• [EXERCISE DESCRIPTION]: Copy the lines of the records below verbatim, starting with the line containing "legend-swatch-5 (947, 37, 972, 61)" and ending with the line containing "bar-fa-series-2 (818, 455, 865, 577)", both included.

Element placement data
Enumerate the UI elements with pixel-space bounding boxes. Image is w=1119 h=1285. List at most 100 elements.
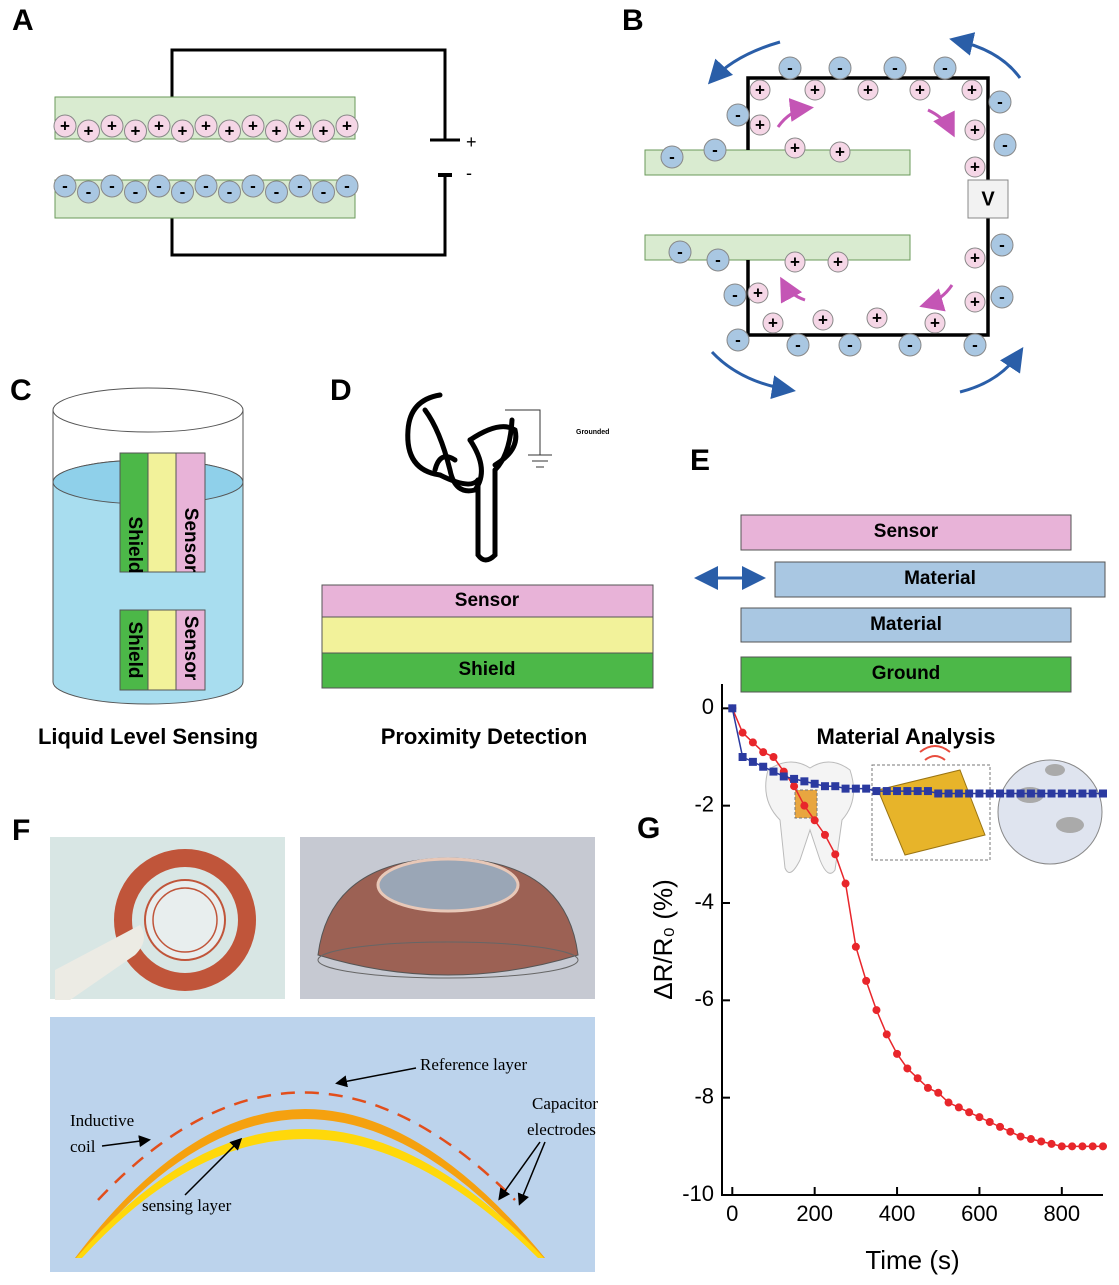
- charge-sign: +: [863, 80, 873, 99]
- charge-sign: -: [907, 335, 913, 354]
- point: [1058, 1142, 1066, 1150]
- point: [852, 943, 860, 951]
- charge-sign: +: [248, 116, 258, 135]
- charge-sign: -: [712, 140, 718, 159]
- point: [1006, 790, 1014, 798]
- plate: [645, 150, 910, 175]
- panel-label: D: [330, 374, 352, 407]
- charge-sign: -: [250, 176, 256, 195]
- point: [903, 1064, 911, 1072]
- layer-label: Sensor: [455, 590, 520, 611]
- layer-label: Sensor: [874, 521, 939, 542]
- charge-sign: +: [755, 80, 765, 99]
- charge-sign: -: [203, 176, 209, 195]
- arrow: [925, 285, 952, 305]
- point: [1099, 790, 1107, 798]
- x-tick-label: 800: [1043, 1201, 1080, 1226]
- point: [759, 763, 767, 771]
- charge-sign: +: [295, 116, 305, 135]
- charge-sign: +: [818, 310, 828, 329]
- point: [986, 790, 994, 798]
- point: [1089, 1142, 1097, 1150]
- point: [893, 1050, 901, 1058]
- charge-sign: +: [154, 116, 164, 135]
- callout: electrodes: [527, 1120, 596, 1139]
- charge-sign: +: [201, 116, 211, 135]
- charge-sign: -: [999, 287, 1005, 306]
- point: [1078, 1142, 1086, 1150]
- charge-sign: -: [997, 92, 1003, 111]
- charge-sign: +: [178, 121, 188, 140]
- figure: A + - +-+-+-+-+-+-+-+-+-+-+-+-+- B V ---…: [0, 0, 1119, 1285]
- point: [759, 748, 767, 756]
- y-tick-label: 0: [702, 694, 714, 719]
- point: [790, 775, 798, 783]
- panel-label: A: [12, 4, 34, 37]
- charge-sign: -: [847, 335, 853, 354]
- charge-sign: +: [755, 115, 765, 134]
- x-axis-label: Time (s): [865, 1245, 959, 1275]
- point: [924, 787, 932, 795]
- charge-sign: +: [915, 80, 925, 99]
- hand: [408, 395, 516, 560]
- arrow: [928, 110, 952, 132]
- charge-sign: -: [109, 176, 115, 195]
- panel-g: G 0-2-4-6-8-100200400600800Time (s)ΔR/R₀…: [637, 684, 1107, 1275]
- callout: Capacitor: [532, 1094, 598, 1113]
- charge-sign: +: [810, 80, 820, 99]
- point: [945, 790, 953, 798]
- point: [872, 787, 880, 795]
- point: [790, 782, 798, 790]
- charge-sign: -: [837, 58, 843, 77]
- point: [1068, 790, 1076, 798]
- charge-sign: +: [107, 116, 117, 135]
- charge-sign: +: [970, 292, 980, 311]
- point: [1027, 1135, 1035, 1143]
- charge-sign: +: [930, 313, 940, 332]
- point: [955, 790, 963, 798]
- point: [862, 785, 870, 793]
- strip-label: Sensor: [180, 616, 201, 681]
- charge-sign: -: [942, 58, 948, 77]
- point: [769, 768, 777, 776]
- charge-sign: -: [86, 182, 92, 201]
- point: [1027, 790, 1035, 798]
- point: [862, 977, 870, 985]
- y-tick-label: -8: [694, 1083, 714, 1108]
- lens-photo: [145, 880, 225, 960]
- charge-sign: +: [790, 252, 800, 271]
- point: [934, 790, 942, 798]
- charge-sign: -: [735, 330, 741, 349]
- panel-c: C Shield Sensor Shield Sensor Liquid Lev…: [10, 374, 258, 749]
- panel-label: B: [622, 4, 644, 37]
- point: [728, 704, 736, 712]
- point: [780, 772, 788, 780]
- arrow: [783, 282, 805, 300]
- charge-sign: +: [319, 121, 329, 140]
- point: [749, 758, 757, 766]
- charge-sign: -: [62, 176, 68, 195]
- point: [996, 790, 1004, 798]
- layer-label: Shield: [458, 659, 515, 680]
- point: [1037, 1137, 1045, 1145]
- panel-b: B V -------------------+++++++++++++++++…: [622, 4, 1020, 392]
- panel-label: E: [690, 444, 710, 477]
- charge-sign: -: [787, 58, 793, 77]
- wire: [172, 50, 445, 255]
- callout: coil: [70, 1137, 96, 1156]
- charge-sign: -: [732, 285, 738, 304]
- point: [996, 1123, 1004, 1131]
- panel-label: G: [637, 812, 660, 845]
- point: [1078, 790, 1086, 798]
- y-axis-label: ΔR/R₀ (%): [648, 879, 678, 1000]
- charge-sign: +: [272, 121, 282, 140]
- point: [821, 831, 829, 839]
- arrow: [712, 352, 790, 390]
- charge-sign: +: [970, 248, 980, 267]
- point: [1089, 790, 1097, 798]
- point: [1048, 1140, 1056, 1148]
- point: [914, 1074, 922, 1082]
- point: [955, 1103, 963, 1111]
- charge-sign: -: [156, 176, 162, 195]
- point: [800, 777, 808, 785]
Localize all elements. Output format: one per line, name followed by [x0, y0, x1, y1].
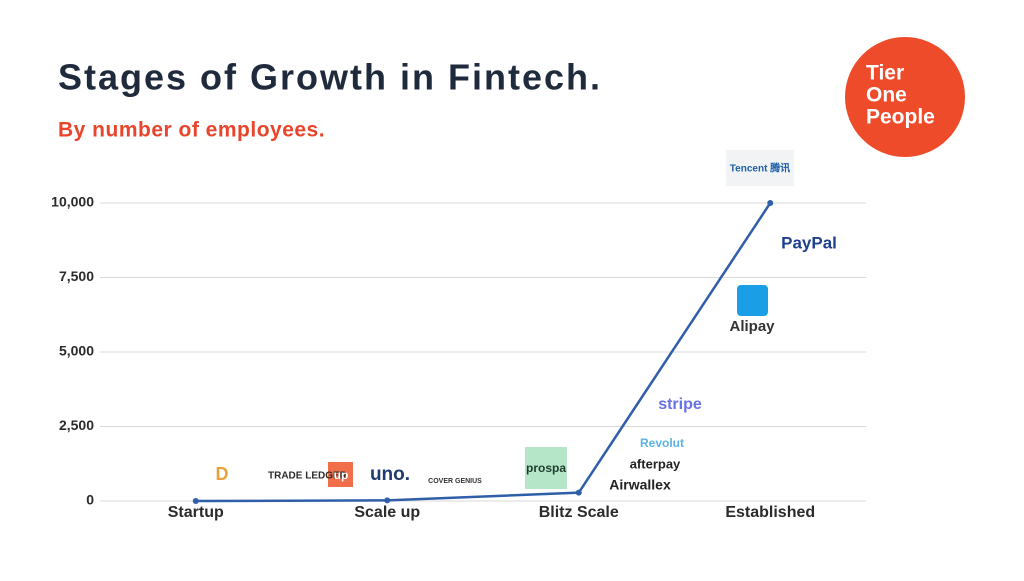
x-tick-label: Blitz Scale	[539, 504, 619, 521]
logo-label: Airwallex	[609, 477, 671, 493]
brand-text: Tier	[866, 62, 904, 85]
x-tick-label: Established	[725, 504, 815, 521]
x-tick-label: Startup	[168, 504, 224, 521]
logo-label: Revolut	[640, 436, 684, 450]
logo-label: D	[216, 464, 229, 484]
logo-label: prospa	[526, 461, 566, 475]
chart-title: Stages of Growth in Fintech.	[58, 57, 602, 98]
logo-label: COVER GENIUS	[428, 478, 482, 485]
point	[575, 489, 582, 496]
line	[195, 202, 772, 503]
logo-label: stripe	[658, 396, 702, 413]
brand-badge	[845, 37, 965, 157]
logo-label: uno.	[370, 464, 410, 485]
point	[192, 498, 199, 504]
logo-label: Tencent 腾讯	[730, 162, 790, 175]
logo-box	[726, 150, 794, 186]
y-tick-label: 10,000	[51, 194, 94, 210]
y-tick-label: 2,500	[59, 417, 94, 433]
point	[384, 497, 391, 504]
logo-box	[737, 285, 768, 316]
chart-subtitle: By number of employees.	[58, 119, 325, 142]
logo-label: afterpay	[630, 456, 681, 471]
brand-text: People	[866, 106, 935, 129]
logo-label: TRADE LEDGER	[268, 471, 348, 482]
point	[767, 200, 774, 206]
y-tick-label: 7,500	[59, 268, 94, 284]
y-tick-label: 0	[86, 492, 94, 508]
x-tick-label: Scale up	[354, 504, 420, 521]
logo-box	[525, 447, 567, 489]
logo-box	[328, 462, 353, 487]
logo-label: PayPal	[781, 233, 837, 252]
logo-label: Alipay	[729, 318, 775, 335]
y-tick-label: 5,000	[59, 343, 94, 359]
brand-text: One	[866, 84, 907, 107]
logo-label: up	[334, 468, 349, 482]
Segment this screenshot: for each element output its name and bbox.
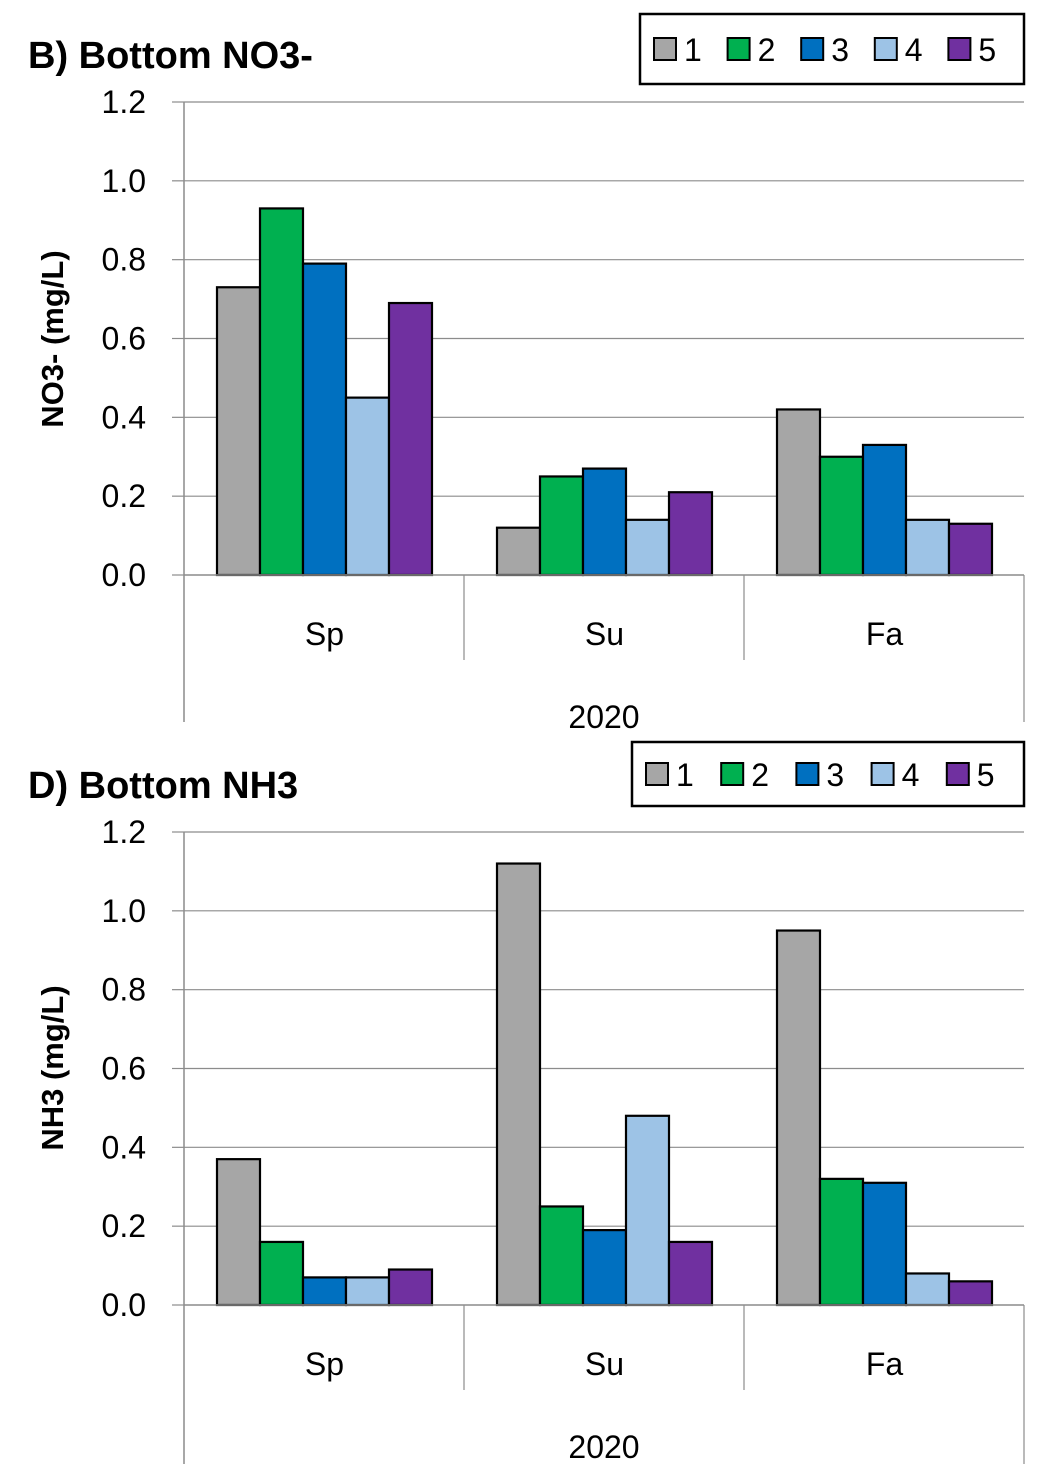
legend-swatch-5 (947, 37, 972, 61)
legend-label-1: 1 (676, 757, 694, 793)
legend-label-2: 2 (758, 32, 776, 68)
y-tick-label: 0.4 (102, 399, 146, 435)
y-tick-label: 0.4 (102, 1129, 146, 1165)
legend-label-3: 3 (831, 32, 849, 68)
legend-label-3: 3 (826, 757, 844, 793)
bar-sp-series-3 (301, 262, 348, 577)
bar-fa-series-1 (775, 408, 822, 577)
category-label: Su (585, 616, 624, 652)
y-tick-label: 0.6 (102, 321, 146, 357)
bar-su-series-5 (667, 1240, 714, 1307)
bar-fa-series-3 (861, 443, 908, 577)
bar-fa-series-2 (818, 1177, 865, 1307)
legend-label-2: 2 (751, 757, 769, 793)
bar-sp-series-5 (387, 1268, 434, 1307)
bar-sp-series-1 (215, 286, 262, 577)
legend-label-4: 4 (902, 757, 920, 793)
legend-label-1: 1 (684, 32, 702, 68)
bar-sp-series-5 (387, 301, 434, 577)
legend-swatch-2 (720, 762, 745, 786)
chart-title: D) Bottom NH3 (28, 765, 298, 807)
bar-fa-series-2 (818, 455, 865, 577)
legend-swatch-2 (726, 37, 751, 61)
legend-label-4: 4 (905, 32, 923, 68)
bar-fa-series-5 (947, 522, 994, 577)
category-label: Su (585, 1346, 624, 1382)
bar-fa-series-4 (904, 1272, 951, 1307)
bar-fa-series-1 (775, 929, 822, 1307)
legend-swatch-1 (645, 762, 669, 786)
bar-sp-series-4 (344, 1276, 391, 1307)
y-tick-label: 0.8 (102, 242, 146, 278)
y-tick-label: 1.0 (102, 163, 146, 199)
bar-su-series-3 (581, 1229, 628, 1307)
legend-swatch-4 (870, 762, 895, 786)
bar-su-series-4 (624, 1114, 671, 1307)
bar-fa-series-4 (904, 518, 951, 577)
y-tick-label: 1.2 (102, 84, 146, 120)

• [SOLUTION BELOW]:
legend-swatch-5 (947, 37, 972, 61)
legend-label-1: 1 (676, 757, 694, 793)
legend-label-2: 2 (758, 32, 776, 68)
y-tick-label: 0.4 (102, 399, 146, 435)
y-tick-label: 0.4 (102, 1129, 146, 1165)
legend-label-3: 3 (831, 32, 849, 68)
legend-label-3: 3 (826, 757, 844, 793)
bar-sp-series-3 (301, 262, 348, 577)
bar-fa-series-1 (775, 408, 822, 577)
category-label: Su (585, 616, 624, 652)
y-tick-label: 0.6 (102, 321, 146, 357)
bar-su-series-5 (667, 1240, 714, 1307)
bar-fa-series-3 (861, 443, 908, 577)
bar-fa-series-2 (818, 1177, 865, 1307)
legend-label-2: 2 (751, 757, 769, 793)
bar-sp-series-5 (387, 1268, 434, 1307)
bar-sp-series-1 (215, 286, 262, 577)
legend-label-4: 4 (902, 757, 920, 793)
legend-label-1: 1 (684, 32, 702, 68)
bar-sp-series-5 (387, 301, 434, 577)
legend-swatch-2 (720, 762, 745, 786)
chart-title: D) Bottom NH3 (28, 765, 298, 807)
bar-fa-series-2 (818, 455, 865, 577)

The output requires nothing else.